> **Cel ćwiczenia**:
Przepisz dokładnie fragment tekstu o kolejkach do lekarzy specjalistów, od słów „- Sama pani” do słów „czeka się rok.”.

> **Dostarczony tekst**:
****************************************
Lepiej, ale niekoniecznie

Wydarzenia

Lepiej, ale niekoniecznie

01.11.2017
autor: Elżbieta Szczuka
Informację z działalności bieżącej SPZZOZ w Wyszkowie, w zastępstwie dyrektor Cecylii Domżały, krótko przedstawiła radnym powiatowym główna księgowa Urszula Gąsior. 
Waldemara Sobczaka zaniepokoiły długie kolejki do lekarzy specjalistów. Odpowiedziała mu Katarzyna Wysocka, lekarz, przewodnicząca komisji zdrowia i pomocy społecznej: - Kolejki nie zmniejszą się, dopóki nie zwiększą się nakłady na opiekę zdrowotną. Jeżeli mamy poziom finansowania 4,7% PKB, to nie ma się co spodziewać, że kolejki będą mniejsze. Myślę, że ten okres oczekiwania jeszcze wzrośnie. Sprawa jest do rozwiązania systemowo, a nie przez panią dyrektor szpitala.
- Sama pani wie, że wartość punktu wzrosła, kontrakty są większe. Ponad 70% kosztów tego szpitala to koszty wynagrodzeń. Jeśli będziemy tylko podnosić koszty wynagrodzenia, to te kolejki nie zmniejszą się – twierdził radny Sobczak. - Trzeba coś z tym fantem zrobić, bo nie może tak być, że na kardiologa czeka się rok.
****************************************
> **Zapisane dane**:
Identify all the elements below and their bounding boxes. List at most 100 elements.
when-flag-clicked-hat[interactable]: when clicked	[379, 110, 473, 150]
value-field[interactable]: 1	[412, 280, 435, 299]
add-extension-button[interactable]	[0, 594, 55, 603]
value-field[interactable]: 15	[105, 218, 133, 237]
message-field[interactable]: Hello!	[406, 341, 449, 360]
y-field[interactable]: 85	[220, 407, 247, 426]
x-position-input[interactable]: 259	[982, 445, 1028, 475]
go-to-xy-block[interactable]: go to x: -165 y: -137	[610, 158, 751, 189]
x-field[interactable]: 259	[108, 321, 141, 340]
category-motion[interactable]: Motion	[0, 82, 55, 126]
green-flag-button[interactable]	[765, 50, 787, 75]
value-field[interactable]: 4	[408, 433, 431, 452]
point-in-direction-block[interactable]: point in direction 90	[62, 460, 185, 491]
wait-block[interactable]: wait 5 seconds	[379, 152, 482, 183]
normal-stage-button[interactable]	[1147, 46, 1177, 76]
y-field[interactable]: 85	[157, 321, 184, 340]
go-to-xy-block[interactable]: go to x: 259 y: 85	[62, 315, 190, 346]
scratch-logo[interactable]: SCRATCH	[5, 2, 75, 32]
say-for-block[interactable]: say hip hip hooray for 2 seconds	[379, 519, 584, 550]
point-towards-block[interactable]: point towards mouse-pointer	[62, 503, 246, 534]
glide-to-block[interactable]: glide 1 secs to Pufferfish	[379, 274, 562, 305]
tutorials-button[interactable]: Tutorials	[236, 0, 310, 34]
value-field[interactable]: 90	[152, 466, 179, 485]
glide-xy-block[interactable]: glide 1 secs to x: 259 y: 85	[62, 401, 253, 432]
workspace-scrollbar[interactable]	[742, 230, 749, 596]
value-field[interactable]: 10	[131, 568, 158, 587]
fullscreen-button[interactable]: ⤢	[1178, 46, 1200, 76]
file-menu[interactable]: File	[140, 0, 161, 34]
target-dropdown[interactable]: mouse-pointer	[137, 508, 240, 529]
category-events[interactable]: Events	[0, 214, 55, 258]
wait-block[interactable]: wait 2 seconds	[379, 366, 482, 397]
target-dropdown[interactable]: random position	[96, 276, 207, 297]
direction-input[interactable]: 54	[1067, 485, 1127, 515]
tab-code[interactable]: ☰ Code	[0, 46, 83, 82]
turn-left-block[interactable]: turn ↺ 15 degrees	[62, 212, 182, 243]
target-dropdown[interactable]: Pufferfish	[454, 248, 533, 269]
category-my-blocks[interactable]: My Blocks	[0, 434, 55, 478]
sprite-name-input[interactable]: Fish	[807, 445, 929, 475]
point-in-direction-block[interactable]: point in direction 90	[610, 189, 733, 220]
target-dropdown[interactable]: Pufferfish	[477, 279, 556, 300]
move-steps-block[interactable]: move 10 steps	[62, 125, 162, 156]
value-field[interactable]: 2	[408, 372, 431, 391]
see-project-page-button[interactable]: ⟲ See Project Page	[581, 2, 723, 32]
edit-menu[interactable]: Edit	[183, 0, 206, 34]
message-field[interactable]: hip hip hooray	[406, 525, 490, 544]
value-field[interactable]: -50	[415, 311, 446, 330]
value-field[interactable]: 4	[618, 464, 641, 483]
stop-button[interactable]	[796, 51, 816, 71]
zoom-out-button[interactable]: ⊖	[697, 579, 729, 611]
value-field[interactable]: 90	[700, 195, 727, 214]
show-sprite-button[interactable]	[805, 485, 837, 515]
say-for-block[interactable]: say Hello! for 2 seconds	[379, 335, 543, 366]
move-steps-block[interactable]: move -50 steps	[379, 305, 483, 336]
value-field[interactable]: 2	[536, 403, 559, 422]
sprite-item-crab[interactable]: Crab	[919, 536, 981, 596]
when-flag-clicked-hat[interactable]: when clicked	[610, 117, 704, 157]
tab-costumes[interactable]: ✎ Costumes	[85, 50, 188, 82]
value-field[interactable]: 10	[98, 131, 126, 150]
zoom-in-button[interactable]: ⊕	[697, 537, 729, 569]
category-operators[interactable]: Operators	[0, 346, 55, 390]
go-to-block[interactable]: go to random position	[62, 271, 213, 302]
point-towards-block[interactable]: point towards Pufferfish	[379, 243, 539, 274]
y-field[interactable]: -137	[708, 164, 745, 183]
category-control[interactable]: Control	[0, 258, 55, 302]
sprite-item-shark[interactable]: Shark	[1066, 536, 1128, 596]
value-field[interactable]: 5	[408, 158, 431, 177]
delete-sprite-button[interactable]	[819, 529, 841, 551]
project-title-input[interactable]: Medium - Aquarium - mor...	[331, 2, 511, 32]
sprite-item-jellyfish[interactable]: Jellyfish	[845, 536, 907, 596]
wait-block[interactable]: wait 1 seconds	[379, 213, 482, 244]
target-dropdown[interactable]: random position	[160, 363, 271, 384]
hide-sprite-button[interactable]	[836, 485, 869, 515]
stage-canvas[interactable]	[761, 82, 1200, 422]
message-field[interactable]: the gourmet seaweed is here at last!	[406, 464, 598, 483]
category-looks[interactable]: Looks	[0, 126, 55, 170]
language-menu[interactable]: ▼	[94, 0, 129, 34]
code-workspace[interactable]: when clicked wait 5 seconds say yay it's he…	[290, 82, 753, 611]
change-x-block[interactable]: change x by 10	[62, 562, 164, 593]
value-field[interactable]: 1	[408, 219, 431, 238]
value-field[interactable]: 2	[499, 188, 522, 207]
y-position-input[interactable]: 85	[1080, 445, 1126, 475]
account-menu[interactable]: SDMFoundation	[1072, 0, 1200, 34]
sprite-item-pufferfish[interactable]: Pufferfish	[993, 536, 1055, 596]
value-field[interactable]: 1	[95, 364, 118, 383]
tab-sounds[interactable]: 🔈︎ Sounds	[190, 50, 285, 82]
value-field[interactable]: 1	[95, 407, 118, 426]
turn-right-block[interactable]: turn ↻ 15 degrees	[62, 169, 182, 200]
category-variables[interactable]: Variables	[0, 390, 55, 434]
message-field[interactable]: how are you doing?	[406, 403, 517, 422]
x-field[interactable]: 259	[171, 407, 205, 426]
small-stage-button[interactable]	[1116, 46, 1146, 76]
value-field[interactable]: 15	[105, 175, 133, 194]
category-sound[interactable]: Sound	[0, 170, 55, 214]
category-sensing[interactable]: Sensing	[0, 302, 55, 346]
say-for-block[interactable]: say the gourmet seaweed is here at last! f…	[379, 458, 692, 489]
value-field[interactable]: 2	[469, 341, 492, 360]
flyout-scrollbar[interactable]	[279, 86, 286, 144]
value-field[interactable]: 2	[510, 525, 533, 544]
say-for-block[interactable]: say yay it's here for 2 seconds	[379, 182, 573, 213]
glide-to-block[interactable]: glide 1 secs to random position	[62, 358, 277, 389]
****************************************
> **Wykonane zadanie**:
- Sama pani wie, że wartość punktu wzrosła, kontrakty są większe. Ponad 70% kosztów tego szpitala to koszty wynagrodzeń. Jeśli będziemy tylko podnosić koszty wynagrodzenia, to te kolejki nie zmniejszą się – twierdził radny Sobczak. - Trzeba coś z tym fantem zrobić, bo nie może tak być, że na kardiologa czeka się rok.